*PROVIDED DATA*.
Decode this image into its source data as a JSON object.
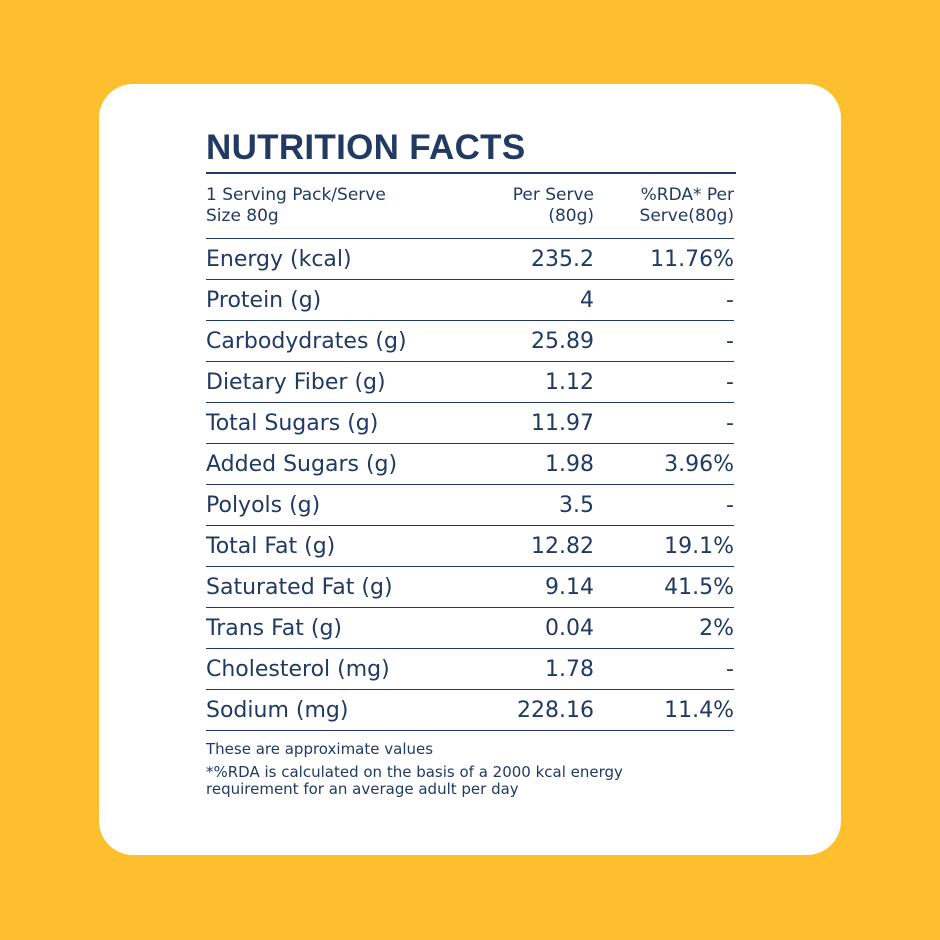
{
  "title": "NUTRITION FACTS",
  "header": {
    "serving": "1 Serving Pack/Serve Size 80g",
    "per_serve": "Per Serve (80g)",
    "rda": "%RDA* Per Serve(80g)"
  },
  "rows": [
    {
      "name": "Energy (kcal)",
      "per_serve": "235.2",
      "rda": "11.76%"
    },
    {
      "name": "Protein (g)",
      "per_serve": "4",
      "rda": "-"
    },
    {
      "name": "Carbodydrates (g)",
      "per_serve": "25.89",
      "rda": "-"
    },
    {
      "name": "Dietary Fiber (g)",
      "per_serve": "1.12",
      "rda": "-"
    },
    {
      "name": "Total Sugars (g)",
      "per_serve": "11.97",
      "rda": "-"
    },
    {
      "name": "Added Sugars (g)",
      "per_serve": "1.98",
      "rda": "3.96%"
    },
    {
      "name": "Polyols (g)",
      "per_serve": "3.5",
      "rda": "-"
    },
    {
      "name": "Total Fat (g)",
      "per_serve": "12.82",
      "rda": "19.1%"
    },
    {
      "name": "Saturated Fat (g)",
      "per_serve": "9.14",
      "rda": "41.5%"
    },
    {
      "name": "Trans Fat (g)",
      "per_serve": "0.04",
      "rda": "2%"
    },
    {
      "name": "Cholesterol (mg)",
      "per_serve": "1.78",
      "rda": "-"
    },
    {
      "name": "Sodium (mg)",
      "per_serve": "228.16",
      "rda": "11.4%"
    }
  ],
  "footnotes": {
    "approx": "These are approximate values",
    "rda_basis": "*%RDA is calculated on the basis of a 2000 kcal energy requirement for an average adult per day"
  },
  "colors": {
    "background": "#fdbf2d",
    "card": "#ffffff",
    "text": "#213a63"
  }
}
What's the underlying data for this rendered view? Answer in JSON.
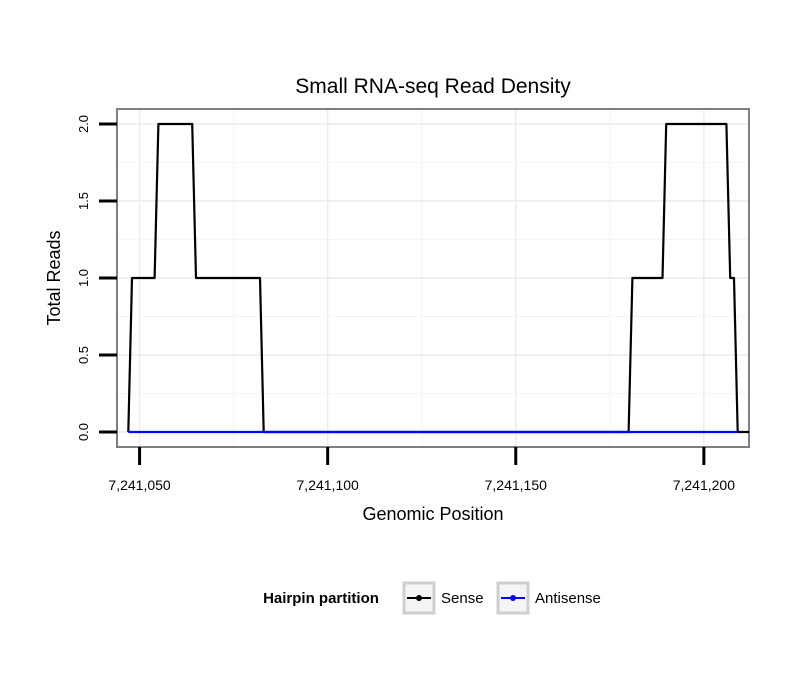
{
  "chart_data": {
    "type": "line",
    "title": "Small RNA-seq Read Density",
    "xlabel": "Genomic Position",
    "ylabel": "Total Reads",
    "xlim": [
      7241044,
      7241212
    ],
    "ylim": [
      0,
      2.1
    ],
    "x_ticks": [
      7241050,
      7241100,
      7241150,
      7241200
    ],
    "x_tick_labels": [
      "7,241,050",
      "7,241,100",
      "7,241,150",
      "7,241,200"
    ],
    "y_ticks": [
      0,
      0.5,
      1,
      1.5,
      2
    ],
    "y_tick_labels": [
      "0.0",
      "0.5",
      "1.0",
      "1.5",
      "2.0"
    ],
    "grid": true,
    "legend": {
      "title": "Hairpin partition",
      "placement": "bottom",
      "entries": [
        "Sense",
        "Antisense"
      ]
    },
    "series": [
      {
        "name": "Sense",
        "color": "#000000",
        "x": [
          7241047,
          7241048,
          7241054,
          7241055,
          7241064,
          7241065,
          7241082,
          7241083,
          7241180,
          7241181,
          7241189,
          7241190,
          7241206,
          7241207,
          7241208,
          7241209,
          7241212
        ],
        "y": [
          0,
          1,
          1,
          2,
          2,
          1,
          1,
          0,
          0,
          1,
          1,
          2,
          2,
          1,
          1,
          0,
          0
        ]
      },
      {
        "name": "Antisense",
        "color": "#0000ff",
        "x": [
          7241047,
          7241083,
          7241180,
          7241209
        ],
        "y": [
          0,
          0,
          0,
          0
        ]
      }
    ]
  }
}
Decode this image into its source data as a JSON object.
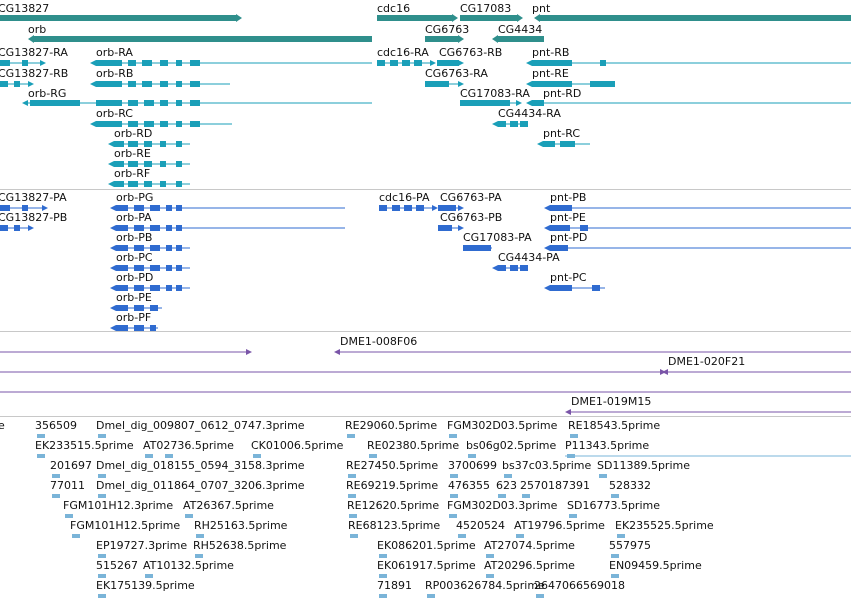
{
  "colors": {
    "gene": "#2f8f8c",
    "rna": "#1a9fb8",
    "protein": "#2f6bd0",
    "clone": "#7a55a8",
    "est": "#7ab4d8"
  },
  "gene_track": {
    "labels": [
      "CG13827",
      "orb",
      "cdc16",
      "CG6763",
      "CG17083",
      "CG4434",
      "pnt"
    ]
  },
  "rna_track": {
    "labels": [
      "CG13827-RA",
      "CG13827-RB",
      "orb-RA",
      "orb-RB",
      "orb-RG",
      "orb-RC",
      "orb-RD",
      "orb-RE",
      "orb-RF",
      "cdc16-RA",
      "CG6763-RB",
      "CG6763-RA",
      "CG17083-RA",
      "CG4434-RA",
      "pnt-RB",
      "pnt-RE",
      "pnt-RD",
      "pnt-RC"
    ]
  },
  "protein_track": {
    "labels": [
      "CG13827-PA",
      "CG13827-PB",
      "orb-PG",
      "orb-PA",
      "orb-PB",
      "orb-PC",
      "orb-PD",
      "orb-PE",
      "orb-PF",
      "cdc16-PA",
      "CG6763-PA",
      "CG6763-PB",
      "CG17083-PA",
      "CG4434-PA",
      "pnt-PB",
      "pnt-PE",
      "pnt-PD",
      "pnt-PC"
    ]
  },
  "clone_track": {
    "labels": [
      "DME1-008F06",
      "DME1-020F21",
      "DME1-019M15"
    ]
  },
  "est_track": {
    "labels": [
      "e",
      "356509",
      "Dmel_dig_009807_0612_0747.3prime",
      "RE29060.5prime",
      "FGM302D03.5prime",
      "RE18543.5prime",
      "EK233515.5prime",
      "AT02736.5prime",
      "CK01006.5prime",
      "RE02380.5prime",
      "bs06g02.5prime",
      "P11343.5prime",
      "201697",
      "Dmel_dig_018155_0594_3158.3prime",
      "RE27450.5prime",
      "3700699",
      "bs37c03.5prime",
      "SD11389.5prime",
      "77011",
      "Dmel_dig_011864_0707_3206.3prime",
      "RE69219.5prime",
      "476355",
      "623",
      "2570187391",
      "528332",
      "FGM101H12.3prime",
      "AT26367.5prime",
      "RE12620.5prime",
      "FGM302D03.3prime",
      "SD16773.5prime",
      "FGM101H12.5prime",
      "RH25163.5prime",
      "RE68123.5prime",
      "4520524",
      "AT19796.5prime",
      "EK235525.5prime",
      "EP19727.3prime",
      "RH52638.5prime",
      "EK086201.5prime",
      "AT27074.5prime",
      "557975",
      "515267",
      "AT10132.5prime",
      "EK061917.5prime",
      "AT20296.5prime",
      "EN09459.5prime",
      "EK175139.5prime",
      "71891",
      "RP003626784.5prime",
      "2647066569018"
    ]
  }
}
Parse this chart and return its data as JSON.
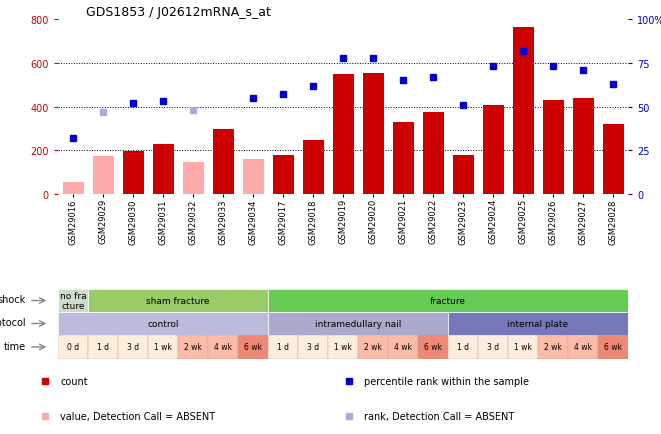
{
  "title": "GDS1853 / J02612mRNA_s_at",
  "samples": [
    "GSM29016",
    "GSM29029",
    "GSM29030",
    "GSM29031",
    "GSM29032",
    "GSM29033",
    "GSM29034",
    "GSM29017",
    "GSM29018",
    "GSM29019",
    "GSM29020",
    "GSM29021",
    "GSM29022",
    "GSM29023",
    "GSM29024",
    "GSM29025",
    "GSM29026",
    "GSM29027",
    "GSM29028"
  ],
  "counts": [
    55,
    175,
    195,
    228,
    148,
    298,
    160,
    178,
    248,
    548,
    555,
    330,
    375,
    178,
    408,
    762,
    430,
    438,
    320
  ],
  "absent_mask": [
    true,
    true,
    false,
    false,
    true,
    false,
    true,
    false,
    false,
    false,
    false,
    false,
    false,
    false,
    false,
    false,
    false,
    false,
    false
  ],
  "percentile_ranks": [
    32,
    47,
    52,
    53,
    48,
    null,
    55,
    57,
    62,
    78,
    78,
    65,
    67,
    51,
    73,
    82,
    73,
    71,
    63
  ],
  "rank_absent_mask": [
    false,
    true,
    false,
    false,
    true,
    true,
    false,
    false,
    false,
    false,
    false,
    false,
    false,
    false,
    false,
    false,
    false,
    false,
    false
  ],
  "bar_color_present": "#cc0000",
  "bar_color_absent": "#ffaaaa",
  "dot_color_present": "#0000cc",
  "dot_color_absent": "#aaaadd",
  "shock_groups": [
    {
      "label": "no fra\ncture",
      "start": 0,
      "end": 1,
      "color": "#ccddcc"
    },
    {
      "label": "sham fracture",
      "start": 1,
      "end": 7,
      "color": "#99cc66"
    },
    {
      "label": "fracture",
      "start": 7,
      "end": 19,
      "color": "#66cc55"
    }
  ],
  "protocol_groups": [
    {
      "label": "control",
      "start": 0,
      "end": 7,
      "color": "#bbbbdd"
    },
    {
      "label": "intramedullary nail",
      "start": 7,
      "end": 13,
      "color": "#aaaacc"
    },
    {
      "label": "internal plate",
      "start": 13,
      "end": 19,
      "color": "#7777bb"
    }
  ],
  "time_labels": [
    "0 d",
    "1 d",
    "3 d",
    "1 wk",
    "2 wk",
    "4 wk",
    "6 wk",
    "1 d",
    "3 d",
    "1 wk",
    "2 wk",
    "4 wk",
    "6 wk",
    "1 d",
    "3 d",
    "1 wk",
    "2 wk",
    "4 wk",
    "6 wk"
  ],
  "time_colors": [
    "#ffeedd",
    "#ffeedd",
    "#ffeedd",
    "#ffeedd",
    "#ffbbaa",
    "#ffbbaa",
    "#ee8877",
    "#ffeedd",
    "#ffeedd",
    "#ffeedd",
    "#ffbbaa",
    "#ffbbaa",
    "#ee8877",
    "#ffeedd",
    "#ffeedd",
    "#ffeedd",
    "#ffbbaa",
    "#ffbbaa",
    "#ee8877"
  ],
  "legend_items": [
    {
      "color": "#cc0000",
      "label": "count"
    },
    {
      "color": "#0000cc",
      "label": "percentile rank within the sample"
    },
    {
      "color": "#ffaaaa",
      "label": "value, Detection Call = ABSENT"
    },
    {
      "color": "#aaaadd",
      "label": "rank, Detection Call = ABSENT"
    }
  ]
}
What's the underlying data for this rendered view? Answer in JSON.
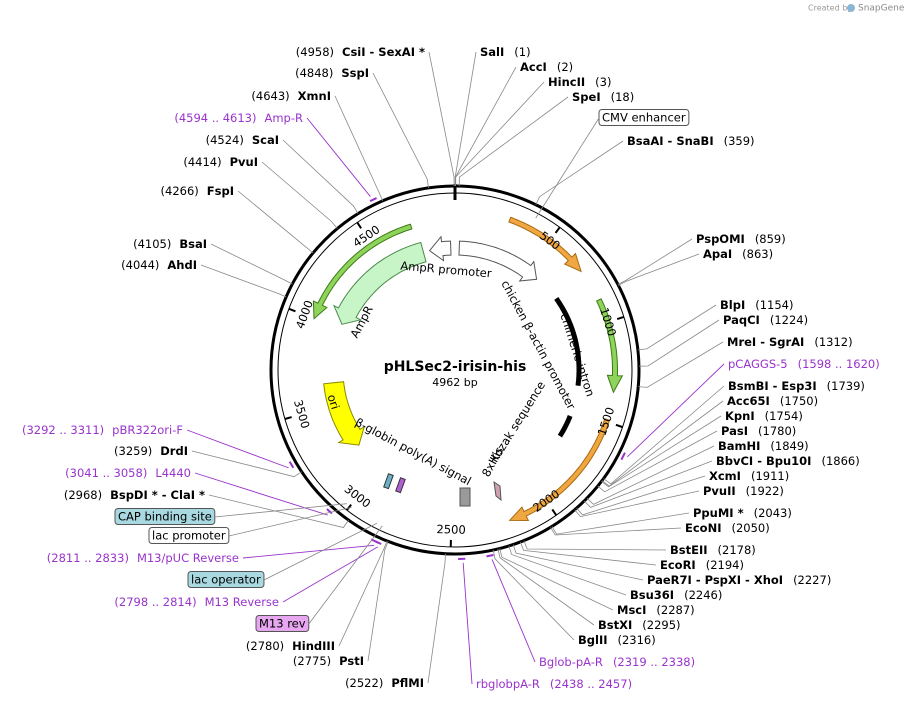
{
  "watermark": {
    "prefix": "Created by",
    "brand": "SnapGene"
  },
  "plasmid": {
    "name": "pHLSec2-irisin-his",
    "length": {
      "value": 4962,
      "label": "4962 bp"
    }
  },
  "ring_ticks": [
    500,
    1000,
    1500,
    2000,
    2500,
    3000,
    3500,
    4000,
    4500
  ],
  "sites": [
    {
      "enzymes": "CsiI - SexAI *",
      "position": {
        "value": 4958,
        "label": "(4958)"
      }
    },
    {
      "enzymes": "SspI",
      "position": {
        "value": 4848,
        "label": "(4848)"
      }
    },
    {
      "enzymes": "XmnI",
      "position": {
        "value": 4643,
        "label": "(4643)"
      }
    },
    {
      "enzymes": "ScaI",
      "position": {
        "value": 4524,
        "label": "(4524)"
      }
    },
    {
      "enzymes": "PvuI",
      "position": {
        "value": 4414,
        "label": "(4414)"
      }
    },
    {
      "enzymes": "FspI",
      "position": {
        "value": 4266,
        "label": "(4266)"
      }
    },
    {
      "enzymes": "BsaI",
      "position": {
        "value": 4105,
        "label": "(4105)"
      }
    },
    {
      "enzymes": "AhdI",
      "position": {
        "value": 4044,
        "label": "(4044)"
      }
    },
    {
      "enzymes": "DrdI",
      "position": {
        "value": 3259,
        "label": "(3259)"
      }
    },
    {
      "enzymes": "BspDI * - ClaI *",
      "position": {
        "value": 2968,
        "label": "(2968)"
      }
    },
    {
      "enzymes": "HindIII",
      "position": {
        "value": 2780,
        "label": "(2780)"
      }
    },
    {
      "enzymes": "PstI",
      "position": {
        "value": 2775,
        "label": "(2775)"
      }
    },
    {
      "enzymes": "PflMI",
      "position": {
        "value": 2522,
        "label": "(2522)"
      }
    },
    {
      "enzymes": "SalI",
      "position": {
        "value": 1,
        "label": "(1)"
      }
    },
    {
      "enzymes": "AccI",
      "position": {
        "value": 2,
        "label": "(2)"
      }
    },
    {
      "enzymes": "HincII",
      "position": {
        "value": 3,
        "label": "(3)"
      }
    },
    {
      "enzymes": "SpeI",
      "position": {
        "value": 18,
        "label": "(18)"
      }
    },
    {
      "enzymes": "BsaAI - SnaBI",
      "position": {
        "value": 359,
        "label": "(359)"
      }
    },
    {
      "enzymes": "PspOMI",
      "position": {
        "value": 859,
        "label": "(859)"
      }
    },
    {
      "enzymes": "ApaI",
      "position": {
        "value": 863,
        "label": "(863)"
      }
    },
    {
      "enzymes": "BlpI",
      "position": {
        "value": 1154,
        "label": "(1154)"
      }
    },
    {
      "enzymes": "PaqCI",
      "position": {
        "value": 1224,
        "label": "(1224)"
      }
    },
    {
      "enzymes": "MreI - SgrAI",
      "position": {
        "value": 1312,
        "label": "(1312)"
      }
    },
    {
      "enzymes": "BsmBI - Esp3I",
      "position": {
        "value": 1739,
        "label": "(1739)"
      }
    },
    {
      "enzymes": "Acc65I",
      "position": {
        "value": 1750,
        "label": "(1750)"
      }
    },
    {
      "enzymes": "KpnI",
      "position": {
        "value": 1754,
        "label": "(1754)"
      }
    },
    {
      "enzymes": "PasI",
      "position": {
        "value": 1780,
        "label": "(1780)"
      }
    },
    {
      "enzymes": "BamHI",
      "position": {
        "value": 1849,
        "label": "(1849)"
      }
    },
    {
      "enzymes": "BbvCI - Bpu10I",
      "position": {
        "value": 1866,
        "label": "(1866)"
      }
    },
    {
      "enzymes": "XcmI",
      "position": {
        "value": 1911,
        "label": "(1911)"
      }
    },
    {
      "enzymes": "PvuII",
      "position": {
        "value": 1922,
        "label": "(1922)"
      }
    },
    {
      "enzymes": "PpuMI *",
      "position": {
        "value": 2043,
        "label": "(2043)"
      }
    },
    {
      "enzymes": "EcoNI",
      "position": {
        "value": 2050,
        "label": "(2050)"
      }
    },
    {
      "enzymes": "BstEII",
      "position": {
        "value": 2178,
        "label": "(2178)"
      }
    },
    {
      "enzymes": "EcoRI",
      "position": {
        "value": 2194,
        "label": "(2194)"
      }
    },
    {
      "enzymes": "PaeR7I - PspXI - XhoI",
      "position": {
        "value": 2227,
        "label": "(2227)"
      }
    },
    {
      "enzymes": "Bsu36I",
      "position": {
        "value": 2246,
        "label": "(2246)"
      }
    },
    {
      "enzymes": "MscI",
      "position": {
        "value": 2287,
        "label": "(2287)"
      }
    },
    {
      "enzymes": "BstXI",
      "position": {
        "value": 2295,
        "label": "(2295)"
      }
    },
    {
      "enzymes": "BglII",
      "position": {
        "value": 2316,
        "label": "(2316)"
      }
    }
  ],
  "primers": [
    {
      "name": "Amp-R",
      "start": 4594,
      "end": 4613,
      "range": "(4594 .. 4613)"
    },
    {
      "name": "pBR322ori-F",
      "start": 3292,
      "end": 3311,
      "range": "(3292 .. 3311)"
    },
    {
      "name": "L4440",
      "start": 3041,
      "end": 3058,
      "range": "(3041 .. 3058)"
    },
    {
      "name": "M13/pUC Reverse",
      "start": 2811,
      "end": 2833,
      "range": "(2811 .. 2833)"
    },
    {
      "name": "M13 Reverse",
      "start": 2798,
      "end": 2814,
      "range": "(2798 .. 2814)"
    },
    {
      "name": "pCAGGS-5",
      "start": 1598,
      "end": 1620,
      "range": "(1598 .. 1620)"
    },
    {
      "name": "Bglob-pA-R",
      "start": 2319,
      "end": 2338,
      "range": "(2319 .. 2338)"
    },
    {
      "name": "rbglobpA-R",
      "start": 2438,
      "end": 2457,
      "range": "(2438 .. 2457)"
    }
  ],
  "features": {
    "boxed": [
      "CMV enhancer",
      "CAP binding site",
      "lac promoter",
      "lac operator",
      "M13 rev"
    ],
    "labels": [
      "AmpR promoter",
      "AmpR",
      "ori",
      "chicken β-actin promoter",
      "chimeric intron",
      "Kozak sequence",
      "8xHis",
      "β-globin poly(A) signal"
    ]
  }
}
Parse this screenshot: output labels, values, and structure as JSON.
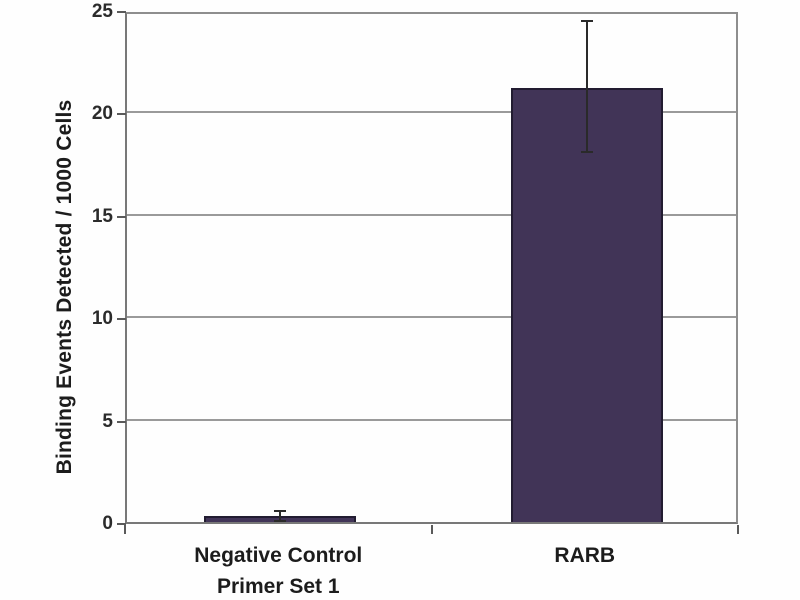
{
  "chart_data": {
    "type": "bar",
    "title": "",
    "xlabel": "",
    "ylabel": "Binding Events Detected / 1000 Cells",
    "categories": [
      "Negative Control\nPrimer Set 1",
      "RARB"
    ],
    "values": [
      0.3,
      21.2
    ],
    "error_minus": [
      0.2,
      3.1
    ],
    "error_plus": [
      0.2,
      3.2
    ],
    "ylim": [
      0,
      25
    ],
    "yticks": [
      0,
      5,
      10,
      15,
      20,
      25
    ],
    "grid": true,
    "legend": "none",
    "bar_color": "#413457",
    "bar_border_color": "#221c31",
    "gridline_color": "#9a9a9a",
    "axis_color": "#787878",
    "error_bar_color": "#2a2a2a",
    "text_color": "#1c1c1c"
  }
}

*BRIEF*.
Look for the word "kcal" in every line of the listing and copy the lines that have it.

*EXERCISE ANSWER*.
      "name": "Energy (kcal)",
    "rda_basis": "*%RDA is calculated on the basis of a 2000 kcal energy requirement for an average adult per day"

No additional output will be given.